Exercise requirements:
Write out, precisely and in full, each line of the material.

============================================================

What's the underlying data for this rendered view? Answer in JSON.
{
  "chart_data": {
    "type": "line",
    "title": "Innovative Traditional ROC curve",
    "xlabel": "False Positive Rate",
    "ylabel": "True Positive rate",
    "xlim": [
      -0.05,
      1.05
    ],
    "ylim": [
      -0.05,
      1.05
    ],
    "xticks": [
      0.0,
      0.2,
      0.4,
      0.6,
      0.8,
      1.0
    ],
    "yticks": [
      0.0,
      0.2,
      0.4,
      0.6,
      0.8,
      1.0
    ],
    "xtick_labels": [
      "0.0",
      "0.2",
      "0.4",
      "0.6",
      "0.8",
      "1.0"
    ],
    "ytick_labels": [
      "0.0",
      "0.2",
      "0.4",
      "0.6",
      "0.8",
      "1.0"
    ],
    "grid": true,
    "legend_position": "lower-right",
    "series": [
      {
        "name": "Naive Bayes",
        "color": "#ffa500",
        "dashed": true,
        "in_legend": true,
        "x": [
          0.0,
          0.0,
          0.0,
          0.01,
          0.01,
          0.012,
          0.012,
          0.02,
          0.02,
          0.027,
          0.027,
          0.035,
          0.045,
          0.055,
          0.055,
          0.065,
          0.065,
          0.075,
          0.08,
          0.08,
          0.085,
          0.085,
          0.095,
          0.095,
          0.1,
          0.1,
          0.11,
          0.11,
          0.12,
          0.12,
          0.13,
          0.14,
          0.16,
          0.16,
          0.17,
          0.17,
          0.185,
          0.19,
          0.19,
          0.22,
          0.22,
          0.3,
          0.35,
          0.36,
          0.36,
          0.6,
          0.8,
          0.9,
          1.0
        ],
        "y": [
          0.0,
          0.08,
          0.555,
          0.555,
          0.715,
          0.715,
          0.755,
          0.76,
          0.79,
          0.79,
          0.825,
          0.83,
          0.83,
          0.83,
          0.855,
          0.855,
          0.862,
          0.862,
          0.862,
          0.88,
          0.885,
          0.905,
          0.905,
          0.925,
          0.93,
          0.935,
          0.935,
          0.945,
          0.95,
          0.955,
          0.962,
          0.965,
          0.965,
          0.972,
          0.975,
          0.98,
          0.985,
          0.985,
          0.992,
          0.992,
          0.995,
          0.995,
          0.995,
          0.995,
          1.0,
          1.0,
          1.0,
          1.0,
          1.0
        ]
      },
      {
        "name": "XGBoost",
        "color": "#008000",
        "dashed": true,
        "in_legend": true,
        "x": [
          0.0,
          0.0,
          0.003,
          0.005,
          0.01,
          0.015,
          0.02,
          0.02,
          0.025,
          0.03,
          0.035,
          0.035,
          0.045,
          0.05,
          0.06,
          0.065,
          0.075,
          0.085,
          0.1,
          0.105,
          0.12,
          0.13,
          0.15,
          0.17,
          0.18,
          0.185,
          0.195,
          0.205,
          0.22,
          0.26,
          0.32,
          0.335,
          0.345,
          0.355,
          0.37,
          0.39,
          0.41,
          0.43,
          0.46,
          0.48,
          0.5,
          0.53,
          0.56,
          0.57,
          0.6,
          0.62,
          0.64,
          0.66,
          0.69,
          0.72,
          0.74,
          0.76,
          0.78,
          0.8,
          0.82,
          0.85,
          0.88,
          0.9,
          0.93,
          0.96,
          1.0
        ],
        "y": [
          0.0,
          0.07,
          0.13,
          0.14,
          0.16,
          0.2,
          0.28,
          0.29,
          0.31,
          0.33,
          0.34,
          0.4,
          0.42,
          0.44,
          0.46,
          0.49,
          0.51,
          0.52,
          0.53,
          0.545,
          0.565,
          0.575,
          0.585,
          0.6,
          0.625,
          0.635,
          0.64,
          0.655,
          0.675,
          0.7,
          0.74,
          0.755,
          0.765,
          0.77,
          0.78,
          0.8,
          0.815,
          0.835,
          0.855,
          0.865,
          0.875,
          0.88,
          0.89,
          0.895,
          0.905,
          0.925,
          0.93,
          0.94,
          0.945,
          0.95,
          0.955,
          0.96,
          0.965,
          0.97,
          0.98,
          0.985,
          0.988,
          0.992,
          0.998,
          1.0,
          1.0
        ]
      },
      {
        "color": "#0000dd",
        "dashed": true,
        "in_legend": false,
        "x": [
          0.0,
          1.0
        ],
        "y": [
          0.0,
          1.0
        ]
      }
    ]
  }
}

============================================================

Answer:
What's the underlying data for this rendered view? Answer in JSON.
{
  "chart_data": {
    "type": "line",
    "title": "Innovative Traditional ROC curve",
    "xlabel": "False Positive Rate",
    "ylabel": "True Positive rate",
    "xlim": [
      -0.05,
      1.05
    ],
    "ylim": [
      -0.05,
      1.05
    ],
    "xticks": [
      0.0,
      0.2,
      0.4,
      0.6,
      0.8,
      1.0
    ],
    "yticks": [
      0.0,
      0.2,
      0.4,
      0.6,
      0.8,
      1.0
    ],
    "xtick_labels": [
      "0.0",
      "0.2",
      "0.4",
      "0.6",
      "0.8",
      "1.0"
    ],
    "ytick_labels": [
      "0.0",
      "0.2",
      "0.4",
      "0.6",
      "0.8",
      "1.0"
    ],
    "grid": true,
    "legend_position": "lower-right",
    "series": [
      {
        "name": "Naive Bayes",
        "color": "#ffa500",
        "dashed": true,
        "in_legend": true,
        "x": [
          0.0,
          0.0,
          0.0,
          0.01,
          0.01,
          0.012,
          0.012,
          0.02,
          0.02,
          0.027,
          0.027,
          0.035,
          0.045,
          0.055,
          0.055,
          0.065,
          0.065,
          0.075,
          0.08,
          0.08,
          0.085,
          0.085,
          0.095,
          0.095,
          0.1,
          0.1,
          0.11,
          0.11,
          0.12,
          0.12,
          0.13,
          0.14,
          0.16,
          0.16,
          0.17,
          0.17,
          0.185,
          0.19,
          0.19,
          0.22,
          0.22,
          0.3,
          0.35,
          0.36,
          0.36,
          0.6,
          0.8,
          0.9,
          1.0
        ],
        "y": [
          0.0,
          0.08,
          0.555,
          0.555,
          0.715,
          0.715,
          0.755,
          0.76,
          0.79,
          0.79,
          0.825,
          0.83,
          0.83,
          0.83,
          0.855,
          0.855,
          0.862,
          0.862,
          0.862,
          0.88,
          0.885,
          0.905,
          0.905,
          0.925,
          0.93,
          0.935,
          0.935,
          0.945,
          0.95,
          0.955,
          0.962,
          0.965,
          0.965,
          0.972,
          0.975,
          0.98,
          0.985,
          0.985,
          0.992,
          0.992,
          0.995,
          0.995,
          0.995,
          0.995,
          1.0,
          1.0,
          1.0,
          1.0,
          1.0
        ]
      },
      {
        "name": "XGBoost",
        "color": "#008000",
        "dashed": true,
        "in_legend": true,
        "x": [
          0.0,
          0.0,
          0.003,
          0.005,
          0.01,
          0.015,
          0.02,
          0.02,
          0.025,
          0.03,
          0.035,
          0.035,
          0.045,
          0.05,
          0.06,
          0.065,
          0.075,
          0.085,
          0.1,
          0.105,
          0.12,
          0.13,
          0.15,
          0.17,
          0.18,
          0.185,
          0.195,
          0.205,
          0.22,
          0.26,
          0.32,
          0.335,
          0.345,
          0.355,
          0.37,
          0.39,
          0.41,
          0.43,
          0.46,
          0.48,
          0.5,
          0.53,
          0.56,
          0.57,
          0.6,
          0.62,
          0.64,
          0.66,
          0.69,
          0.72,
          0.74,
          0.76,
          0.78,
          0.8,
          0.82,
          0.85,
          0.88,
          0.9,
          0.93,
          0.96,
          1.0
        ],
        "y": [
          0.0,
          0.07,
          0.13,
          0.14,
          0.16,
          0.2,
          0.28,
          0.29,
          0.31,
          0.33,
          0.34,
          0.4,
          0.42,
          0.44,
          0.46,
          0.49,
          0.51,
          0.52,
          0.53,
          0.545,
          0.565,
          0.575,
          0.585,
          0.6,
          0.625,
          0.635,
          0.64,
          0.655,
          0.675,
          0.7,
          0.74,
          0.755,
          0.765,
          0.77,
          0.78,
          0.8,
          0.815,
          0.835,
          0.855,
          0.865,
          0.875,
          0.88,
          0.89,
          0.895,
          0.905,
          0.925,
          0.93,
          0.94,
          0.945,
          0.95,
          0.955,
          0.96,
          0.965,
          0.97,
          0.98,
          0.985,
          0.988,
          0.992,
          0.998,
          1.0,
          1.0
        ]
      },
      {
        "color": "#0000dd",
        "dashed": true,
        "in_legend": false,
        "x": [
          0.0,
          1.0
        ],
        "y": [
          0.0,
          1.0
        ]
      }
    ]
  }
}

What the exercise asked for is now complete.